┌─ Selected excerpt

Archived completely due to unavailability on the internet
Interview thanks to Christina.Translation German to English thanks to ColinFever
“I’m flying to London and will interview Colin Firth”, I said and grinned happily like Bridget Jones. “Who?” my colleague asked. I showed him a photograph. “You like him? I thought you women all go for Brad Pitt.”
Film and theatre actor Colin Firth is Great Britain’s sex symbol N°1.
And not only since he made Hugh Grant lose the favour of the chubby RenĂ©e Zellweger. Since Mr. Darcy emerged from a lake "naked" in the 1995 BBC mini-series of “Pride & Prejudice”, every child-bearing woman in the UK wants his child.
In real-life Firth has got three, on screen seven children: in the movie “Nanny McPhee” he plays the widowed father of a mischievous bunch which is brought under control by the magic arts of Nanny Emma Thompson.

└─
┌─ Extracted records

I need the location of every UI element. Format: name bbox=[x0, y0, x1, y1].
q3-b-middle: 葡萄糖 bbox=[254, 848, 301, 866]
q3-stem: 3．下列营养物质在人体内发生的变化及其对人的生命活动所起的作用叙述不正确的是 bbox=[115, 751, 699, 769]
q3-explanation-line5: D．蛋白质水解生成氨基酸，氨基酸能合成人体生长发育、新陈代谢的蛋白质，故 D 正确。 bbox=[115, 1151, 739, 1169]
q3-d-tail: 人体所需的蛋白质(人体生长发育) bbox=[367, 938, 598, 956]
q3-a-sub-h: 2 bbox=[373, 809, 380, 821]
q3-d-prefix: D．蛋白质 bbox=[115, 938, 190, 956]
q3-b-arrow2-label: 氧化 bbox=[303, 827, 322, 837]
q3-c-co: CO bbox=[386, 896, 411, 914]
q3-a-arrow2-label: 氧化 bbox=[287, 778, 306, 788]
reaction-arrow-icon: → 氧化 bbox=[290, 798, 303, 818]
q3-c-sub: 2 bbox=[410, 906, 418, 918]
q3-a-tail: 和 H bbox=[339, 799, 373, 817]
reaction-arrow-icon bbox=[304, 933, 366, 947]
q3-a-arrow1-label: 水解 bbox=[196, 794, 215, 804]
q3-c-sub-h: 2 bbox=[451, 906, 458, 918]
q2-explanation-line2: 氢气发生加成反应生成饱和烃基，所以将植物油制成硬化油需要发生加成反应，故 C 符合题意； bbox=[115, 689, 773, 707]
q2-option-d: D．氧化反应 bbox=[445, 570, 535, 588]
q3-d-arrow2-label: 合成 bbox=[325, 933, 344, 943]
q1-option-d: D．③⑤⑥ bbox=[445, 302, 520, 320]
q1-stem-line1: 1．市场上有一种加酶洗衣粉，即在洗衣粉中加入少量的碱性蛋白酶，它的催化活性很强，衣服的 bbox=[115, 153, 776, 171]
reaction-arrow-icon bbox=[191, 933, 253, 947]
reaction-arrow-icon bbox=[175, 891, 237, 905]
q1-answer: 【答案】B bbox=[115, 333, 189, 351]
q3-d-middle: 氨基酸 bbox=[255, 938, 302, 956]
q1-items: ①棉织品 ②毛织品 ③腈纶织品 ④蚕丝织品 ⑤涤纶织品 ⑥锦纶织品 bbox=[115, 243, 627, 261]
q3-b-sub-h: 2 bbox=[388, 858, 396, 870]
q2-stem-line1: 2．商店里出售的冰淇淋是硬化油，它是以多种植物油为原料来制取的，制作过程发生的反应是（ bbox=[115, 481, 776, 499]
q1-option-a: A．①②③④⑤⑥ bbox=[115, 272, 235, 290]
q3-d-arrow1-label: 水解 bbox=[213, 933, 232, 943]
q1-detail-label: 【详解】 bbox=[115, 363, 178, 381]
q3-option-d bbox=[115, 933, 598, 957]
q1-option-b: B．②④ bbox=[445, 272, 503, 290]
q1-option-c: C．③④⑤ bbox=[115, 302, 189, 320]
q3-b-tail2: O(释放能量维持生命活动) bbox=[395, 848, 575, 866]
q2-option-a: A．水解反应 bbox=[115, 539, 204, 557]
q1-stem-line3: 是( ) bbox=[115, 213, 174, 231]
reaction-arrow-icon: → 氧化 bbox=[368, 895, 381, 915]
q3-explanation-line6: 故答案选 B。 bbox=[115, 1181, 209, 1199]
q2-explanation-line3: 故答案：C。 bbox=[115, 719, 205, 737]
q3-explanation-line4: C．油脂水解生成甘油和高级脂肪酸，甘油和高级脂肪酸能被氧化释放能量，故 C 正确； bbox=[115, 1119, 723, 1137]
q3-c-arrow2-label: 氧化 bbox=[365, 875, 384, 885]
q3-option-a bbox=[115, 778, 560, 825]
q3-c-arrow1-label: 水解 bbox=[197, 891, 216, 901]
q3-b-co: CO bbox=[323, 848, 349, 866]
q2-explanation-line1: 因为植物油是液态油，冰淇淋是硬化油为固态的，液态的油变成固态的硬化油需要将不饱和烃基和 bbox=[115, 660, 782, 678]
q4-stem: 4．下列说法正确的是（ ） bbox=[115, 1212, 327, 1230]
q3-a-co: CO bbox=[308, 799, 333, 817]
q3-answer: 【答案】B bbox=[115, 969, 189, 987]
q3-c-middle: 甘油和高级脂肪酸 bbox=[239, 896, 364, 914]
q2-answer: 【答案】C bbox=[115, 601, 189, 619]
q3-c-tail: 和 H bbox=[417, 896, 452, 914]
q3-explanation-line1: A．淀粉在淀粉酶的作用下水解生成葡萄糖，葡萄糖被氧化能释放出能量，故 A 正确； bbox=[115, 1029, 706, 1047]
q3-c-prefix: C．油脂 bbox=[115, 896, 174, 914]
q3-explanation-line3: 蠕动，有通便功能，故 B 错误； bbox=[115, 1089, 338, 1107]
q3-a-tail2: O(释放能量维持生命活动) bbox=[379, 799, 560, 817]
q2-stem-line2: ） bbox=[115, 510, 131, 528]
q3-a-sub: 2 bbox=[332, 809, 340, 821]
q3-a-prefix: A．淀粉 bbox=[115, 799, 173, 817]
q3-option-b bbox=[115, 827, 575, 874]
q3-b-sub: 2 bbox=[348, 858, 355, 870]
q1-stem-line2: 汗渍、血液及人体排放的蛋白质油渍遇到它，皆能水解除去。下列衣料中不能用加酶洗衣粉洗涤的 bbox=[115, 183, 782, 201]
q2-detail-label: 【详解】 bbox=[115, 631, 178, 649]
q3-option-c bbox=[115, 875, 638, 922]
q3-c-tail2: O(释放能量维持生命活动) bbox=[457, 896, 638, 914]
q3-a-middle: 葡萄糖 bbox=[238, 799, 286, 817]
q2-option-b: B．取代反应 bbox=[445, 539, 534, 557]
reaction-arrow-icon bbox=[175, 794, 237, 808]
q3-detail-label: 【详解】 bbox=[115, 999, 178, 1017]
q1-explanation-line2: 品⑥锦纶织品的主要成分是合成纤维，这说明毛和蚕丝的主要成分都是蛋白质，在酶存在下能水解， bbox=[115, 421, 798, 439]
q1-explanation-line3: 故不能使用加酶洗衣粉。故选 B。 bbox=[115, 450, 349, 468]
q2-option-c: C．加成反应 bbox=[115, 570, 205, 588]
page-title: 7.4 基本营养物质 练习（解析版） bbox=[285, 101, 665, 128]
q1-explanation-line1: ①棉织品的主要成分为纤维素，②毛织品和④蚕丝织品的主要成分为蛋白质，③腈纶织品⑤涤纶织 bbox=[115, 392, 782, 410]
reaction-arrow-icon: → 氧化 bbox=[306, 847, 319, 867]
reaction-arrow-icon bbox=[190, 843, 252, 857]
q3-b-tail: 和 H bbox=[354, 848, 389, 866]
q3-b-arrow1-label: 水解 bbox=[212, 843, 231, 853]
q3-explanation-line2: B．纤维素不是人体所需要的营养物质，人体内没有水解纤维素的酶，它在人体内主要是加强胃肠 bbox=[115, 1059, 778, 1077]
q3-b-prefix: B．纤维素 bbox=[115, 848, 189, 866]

└─

Your tasks >>
**1.** In the Colin Firth interview, rewrite the part from "Archived completely due" up to and including "Nanny Emma Thompson.", using "Jude Law" in place of "Brad Pitt".
**2.** Name every place mentioned in the Colin Firth interview.
**3.** Answer these questions from the Colin Firth interview:
(a) In what year was the BBC mini-series of "Pride & Prejudice" made?
(b) How many children does Firth have in real life?
(c) Who brings the children under control in "Nanny McPhee"?

Outputs by task >>
**1.**
Archived completely due to unavailability on the internet
Interview thanks to Christina.Translation German to English thanks to ColinFever
“I’m flying to London and will interview Colin Firth”, I said and grinned happily like Bridget Jones. “Who?” my colleague asked. I showed him a photograph. “You like him? I thought you women all go for Jude Law.”
Film and theatre actor Colin Firth is Great Britain’s sex symbol N°1.
And not only since he made Hugh Grant lose the favour of the chubby RenĂ©e Zellweger. Since Mr. Darcy emerged from a lake "naked" in the 1995 BBC mini-series of “Pride & Prejudice”, every child-bearing woman in the UK wants his child.
In real-life Firth has got three, on screen seven children: in the movie “Nanny McPhee” he plays the widowed father of a mischievous bunch which is brought under control by the magic arts of Nanny Emma Thompson.

**2.** London, Great Britain, UK

**3.**
(a) 1995
(b) Three
(c) Nanny Emma Thompson, with her magic arts